→ Arbeitsauftrag
Nenne aus der Kritik zum Rostocker Polizeiruf unten alle Figuren, bei denen in Klammern die Person genannt wird, die sie spielt. Gib jeweils diesen Namen dazu an.

→ Textauszug
Tolle Wurst

Polizeiruf 110 Der Sonntagskrimi ist eine Reihe, keine Serie - das kriegt das Gedächtnis angesichts des jüngsten Clinch-Kapitels zwischen Bukoff und Frau König im Polizeiruf zu spüren

Rostock schwächelt. Da hatten wir gerade nach der letzten, ungemein dichten Folge unsere anfängliche Skepsis in hemmungslose Sympathie verwandeln wollen, da kommt die Folge ...und raus bist du! dazwischen.

Der leichter Abtörn hat zwei Gründe: Zum einen merkt man am Polizeiruf aus Rostock, der eine Serie sein will, dass der Sonntagskrimi nur eine Reihe ist. Die lebt zwar von der Kontinuität, jeden Sonntag um 20.15 Uhr am Start zu sein. Ist darin aber völlig heterogen, wie man nicht nur an der bisweilen unglücklichen Häufung von gewissen Nebendarstellerauftritten sieht (Brambach, Bülow, Arnd Klawitter), sondern auch den Qualitätsschwankungen von Frankfurt bis Bremen.

Dass der Polizeiruf Rostock innerhalb dieser Vielfalt mit der Binnenspannung der Serie arbeiten will, ist im Ansatz nicht zu beanstanden und durch das relativ "zeitnahe" (Wolfgang Schäuble) Senden der ersten beiden Folgen auch honoriert wurden. Aber eigentlich: Quatsch. Wenn ...und raus bist du! da anfangen will, wo Feindbild vor über drei Monaten aufgehört hatte, ist das Gedächtnis überfordert. Die Details der letzten Folge, als Bukoffs Gegenspieler Subocek (Aleksandar Jovanovic) dingfest gemacht worden war, sind jedenfalls nicht mehr so präsent, dass man Bukoffs schlechte Laune in Erwartung des Frau-König-Berichts voll deep nachempfinden könnte. Außerdem sind Alexander "Sascha" Bukoff (Charly Hübner) und Katrin König (Anneke Kim Sarnau) für unseren Geschmack eh viel zu flirtatious drauf, als dass der spannungsheischende Bericht noch anders ausgehen könnte als das Hornberger Schießen aka der Kachelmann-Prozess.

Schön übertrieben

Das zweite Problem von ...und raus bist du! ist die Nebengeschichte mit der in die Obdachlosigkeit gefallene, ihrer Tochter entfremdeten Mutter Nathalie Schieke (Ursina Lardi, Buch: Wolfgang Stauch). Der tiefe Fall erklärt sich am Ende zwar durchaus, aber bis dahin liegt dieser als "Problem" scheinbar einfühlsame Strang der Folge quer im Magen (Regie: Christian von Castelberg). Müssen Arme immer so bemuttert werden von Gefühl und Musik (nahm sich anfangs eigentlich ganz gut aus: Ralf Wienrich, Eckart Gadow)?

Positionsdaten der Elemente
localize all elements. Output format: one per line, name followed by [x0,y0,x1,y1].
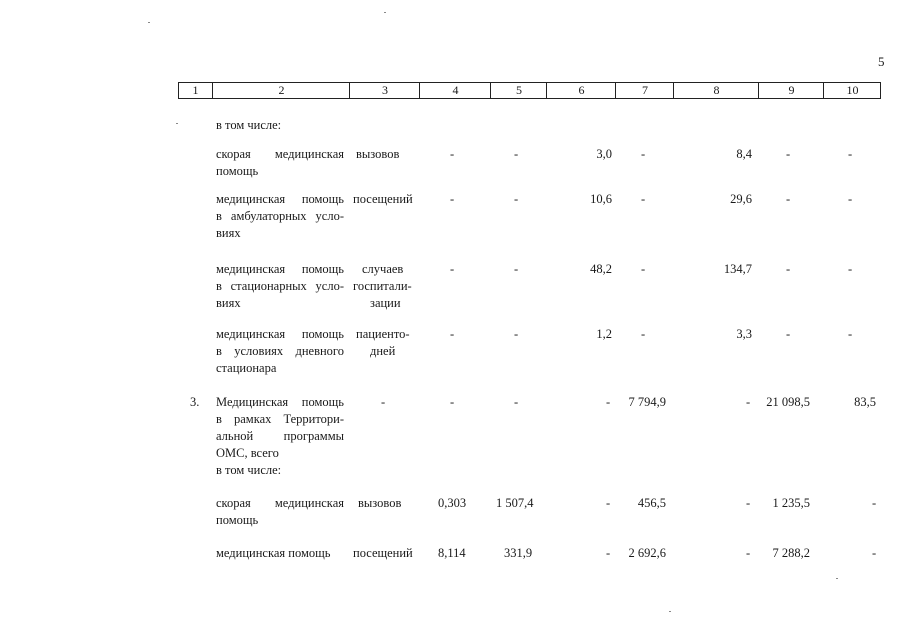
cell-10: - [848,147,853,161]
cell-7: - [641,327,646,341]
unit-cell: - [381,395,386,409]
row-name-line: в условиях дневного [216,344,344,358]
row-name-line: скорая медицинская [216,496,344,510]
cell-6: - [606,496,611,510]
unit-line: случаев [362,262,404,276]
row-name-line: в рамках Территори- [216,412,344,426]
row-name-line: медицинская помощь [216,546,331,560]
cell-4: - [450,327,455,341]
unit-cell: вызовов [358,496,402,510]
cell-4: - [450,395,455,409]
unit-line: госпитали- [353,279,412,293]
header-cell-5: 5 [490,83,547,98]
cell-5: - [514,147,519,161]
cell-5: - [514,192,519,206]
scan-speck [148,22,150,23]
header-cell-8: 8 [673,83,759,98]
cell-10: 83,5 [854,395,876,409]
header-cell-2: 2 [212,83,350,98]
cell-7: 7 794,9 [628,395,666,409]
cell-9: 21 098,5 [766,395,810,409]
row-name-line: скорая медицинская [216,147,344,161]
row-name-line: альной программы [216,429,344,443]
cell-6: 48,2 [590,262,612,276]
scan-speck [384,12,386,13]
row-name-line: Медицинская помощь [216,395,344,409]
cell-7: - [641,262,646,276]
scan-speck [836,578,838,579]
cell-9: - [786,262,791,276]
cell-8: - [746,496,751,510]
row-label: в том числе: [216,118,282,132]
header-cell-10: 10 [823,83,881,98]
cell-10: - [872,496,877,510]
cell-8: 3,3 [736,327,752,341]
row-name-line: виях [216,226,241,240]
row-name-line: ОМС, всего [216,446,279,460]
row-name-line: в том числе: [216,463,282,477]
row-name-line: помощь [216,164,259,178]
cell-4: - [450,262,455,276]
unit-cell: вызовов [356,147,400,161]
row-name-line: медицинская помощь [216,262,344,276]
scan-speck [669,611,671,612]
page-number: 5 [878,54,885,69]
cell-8: 134,7 [723,262,752,276]
table-header-row [178,82,881,99]
cell-4: 0,303 [438,496,467,510]
header-cell-7: 7 [615,83,674,98]
row-name-line: виях [216,296,241,310]
row-name-line: в амбулаторных усло- [216,209,344,223]
cell-5: 331,9 [504,546,533,560]
cell-5: - [514,262,519,276]
header-cell-1: 1 [192,83,199,97]
cell-10: - [872,546,877,560]
cell-10: - [848,192,853,206]
row-name-line: медицинская помощь [216,327,344,341]
row-name-line: медицинская помощь [216,192,344,206]
cell-8: 29,6 [730,192,752,206]
cell-5: - [514,395,519,409]
cell-6: 1,2 [596,327,612,341]
cell-6: 3,0 [596,147,612,161]
cell-10: - [848,327,853,341]
cell-6: - [606,546,611,560]
cell-7: 2 692,6 [628,546,666,560]
row-name-line: в стационарных усло- [216,279,344,293]
header-cell-4: 4 [419,83,491,98]
header-cell-6: 6 [546,83,616,98]
row-name-line: стационара [216,361,277,375]
cell-7: 456,5 [637,496,666,510]
unit-line: пациенто- [356,327,410,341]
cell-7: - [641,192,646,206]
unit-cell: посещений [353,546,413,560]
cell-7: - [641,147,646,161]
cell-9: - [786,192,791,206]
cell-4: - [450,192,455,206]
cell-6: 10,6 [590,192,612,206]
scan-speck [176,123,178,124]
cell-9: 7 288,2 [772,546,810,560]
cell-4: - [450,147,455,161]
cell-9: 1 235,5 [772,496,810,510]
header-cell-9: 9 [758,83,824,98]
cell-4: 8,114 [438,546,466,560]
cell-10: - [848,262,853,276]
cell-5: 1 507,4 [496,496,534,510]
cell-6: - [606,395,611,409]
cell-9: - [786,147,791,161]
unit-line: дней [370,344,396,358]
unit-cell: посещений [353,192,413,206]
row-name-line: помощь [216,513,259,527]
unit-line: зации [370,296,401,310]
cell-9: - [786,327,791,341]
header-cell-3: 3 [349,83,420,98]
cell-8: - [746,395,751,409]
cell-5: - [514,327,519,341]
cell-8: 8,4 [736,147,752,161]
cell-8: - [746,546,751,560]
row-number: 3. [190,395,200,409]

→ Endergebnis
- Subocek: Aleksandar Jovanovic
- Alexander "Sascha" Bukoff: Charly Hübner
- Katrin König: Anneke Kim Sarnau
- Nathalie Schieke: Ursina Lardi